# Problem requirements
From the listing below, extract every line in which the word "source" appears.

(Records from a collection of figures)
══════════

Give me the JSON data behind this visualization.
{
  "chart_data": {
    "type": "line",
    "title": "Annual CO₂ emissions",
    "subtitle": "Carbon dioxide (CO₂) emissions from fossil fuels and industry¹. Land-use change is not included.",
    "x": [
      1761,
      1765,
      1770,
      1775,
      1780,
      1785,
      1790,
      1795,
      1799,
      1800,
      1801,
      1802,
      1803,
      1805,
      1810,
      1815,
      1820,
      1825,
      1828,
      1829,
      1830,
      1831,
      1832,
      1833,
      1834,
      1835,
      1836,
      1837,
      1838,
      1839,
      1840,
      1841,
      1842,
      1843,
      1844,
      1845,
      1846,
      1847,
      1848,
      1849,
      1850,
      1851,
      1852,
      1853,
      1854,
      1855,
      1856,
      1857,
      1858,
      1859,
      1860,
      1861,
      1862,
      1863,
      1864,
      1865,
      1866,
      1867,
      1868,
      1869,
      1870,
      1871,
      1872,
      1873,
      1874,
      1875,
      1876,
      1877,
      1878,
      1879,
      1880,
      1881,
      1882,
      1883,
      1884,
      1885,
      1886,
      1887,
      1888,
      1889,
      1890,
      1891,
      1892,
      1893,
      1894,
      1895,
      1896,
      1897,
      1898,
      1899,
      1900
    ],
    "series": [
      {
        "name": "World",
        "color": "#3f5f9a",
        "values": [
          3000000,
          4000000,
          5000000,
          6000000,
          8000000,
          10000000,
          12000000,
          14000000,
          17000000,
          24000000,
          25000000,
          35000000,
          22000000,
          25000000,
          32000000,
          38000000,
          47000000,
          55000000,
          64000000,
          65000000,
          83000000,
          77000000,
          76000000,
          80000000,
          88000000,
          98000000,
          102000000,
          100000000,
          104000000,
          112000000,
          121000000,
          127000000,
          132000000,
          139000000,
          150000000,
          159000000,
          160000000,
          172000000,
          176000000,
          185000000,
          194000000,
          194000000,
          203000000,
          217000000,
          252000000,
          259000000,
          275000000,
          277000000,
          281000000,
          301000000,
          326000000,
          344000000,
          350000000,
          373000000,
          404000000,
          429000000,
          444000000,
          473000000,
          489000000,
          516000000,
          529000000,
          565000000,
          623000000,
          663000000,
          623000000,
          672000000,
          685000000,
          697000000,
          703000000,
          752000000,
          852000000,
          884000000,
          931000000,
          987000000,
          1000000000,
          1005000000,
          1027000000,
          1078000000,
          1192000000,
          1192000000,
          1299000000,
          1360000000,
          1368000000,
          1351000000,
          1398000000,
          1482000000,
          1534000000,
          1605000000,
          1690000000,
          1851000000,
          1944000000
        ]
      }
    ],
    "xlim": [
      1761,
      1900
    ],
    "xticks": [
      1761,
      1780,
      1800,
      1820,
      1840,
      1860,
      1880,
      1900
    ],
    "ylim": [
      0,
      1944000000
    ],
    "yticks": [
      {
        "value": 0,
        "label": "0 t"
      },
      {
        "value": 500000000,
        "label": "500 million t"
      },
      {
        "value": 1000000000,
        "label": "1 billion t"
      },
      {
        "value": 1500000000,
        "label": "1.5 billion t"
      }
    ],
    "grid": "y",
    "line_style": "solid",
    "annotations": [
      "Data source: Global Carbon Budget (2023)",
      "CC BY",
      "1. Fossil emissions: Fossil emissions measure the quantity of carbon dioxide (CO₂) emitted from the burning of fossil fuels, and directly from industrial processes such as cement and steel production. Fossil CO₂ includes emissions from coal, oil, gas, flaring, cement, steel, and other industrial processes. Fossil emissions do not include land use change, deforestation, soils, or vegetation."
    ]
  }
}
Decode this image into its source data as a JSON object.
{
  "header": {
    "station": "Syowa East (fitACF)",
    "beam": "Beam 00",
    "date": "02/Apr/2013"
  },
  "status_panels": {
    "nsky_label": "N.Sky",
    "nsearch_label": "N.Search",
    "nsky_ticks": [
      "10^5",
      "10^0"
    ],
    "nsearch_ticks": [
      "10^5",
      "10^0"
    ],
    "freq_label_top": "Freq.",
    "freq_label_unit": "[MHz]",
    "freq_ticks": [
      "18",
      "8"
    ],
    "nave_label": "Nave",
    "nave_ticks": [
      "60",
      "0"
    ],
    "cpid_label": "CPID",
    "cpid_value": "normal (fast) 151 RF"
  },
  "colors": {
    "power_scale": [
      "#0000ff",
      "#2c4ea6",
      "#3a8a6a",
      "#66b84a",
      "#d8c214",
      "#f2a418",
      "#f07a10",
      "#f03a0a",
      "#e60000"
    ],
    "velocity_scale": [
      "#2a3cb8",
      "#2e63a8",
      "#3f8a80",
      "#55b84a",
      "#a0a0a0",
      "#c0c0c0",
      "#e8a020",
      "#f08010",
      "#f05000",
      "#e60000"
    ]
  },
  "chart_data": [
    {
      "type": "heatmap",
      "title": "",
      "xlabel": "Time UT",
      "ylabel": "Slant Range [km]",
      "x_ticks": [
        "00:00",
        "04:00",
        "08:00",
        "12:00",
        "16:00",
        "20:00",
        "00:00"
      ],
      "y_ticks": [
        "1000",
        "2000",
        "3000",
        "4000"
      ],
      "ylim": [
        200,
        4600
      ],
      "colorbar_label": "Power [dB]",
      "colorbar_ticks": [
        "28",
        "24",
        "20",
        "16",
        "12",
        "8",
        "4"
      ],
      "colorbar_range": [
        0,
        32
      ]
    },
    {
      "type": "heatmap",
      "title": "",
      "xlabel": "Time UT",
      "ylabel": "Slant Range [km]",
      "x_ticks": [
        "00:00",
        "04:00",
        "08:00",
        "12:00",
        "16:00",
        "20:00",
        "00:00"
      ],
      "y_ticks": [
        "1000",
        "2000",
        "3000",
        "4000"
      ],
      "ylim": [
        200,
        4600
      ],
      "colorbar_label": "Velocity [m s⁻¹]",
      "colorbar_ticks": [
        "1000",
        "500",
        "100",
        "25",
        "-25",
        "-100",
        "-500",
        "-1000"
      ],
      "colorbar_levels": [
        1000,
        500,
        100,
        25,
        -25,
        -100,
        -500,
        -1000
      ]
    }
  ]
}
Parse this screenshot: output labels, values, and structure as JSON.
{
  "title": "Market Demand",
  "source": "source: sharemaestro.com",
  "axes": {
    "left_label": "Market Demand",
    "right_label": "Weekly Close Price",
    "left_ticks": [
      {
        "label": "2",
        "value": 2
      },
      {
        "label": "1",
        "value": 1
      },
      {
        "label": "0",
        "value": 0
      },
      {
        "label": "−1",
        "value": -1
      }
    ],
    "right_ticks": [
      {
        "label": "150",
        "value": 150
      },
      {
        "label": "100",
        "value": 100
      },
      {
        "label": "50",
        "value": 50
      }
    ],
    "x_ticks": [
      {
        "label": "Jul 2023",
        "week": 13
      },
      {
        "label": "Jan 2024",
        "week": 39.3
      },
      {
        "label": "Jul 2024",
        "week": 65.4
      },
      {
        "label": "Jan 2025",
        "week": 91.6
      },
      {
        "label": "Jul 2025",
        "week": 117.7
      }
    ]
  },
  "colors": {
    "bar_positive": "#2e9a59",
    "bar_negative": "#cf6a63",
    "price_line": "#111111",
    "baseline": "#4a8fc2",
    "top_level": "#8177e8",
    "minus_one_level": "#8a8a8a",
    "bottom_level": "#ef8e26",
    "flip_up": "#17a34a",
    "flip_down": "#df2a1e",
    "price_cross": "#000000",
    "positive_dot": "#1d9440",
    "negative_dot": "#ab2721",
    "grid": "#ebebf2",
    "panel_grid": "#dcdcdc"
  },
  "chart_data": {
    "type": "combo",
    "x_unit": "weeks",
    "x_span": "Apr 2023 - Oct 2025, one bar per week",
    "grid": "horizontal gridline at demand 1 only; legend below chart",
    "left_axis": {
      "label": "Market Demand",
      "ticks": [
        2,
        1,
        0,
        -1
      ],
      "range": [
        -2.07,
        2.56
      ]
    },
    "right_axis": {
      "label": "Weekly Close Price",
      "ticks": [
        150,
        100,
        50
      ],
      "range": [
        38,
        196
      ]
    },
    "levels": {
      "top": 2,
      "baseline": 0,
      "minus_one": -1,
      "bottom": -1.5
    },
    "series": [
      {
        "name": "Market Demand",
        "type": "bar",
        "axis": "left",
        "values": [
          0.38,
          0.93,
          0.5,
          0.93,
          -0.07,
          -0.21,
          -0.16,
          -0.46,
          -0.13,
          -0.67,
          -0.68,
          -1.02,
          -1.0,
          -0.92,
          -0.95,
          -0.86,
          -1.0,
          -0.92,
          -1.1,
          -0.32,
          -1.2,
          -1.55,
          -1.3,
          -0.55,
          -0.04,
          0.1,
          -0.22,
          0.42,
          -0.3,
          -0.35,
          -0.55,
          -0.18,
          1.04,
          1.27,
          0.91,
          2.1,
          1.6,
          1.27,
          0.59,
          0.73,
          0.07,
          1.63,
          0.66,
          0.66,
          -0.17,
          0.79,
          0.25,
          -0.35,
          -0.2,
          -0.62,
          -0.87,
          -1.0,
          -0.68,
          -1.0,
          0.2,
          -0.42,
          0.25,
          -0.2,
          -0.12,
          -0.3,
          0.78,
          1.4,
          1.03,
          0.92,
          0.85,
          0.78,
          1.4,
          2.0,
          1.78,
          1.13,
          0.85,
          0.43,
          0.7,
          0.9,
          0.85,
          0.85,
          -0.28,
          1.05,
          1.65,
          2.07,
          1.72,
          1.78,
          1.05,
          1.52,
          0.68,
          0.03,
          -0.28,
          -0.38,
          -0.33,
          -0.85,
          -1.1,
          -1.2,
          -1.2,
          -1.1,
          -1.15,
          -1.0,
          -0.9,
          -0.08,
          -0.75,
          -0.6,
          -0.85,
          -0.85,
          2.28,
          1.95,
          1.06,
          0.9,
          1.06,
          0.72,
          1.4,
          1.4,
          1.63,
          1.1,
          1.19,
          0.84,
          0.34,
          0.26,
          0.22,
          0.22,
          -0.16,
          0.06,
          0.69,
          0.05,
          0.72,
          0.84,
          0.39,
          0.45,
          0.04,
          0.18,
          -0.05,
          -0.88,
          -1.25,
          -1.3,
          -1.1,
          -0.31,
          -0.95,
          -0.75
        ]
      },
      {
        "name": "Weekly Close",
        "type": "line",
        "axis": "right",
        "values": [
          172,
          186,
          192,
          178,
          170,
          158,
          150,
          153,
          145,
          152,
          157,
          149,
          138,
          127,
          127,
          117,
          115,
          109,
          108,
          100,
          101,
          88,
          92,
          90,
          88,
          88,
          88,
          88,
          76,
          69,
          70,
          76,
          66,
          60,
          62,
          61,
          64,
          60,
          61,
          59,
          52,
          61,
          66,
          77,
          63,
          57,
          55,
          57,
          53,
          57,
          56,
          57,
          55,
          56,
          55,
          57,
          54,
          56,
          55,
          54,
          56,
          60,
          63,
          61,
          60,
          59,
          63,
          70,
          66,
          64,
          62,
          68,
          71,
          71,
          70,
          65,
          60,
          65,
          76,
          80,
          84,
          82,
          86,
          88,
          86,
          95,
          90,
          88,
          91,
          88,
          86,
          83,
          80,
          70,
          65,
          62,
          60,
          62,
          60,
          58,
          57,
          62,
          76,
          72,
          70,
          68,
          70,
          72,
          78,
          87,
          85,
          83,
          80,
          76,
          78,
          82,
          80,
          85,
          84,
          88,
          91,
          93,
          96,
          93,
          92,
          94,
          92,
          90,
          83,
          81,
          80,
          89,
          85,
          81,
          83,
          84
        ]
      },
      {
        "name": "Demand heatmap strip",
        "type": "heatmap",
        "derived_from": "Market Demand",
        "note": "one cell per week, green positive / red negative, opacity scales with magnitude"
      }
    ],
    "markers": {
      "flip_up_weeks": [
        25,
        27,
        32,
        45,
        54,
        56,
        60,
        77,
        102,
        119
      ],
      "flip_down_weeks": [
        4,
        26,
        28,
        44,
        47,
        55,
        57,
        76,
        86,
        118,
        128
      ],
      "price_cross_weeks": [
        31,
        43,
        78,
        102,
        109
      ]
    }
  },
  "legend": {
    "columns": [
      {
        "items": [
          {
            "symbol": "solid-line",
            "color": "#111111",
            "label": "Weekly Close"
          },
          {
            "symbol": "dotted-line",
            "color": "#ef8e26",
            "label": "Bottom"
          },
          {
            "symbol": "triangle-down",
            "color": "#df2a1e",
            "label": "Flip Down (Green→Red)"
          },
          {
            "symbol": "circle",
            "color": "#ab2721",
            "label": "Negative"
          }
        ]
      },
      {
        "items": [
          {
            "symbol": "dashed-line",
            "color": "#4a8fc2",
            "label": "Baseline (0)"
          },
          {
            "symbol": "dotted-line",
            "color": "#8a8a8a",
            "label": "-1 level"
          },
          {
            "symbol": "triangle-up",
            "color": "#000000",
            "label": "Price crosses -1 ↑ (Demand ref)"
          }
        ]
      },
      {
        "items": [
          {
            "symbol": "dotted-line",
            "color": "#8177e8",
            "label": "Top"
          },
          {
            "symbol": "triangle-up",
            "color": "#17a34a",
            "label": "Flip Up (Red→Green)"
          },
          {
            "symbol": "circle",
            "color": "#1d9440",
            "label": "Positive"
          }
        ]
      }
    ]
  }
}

══════════

# Correct answer
      "Data source: Global Carbon Budget (2023)",
Decode this image into its source data as a JSON object.
  "source": "source: sharemaestro.com",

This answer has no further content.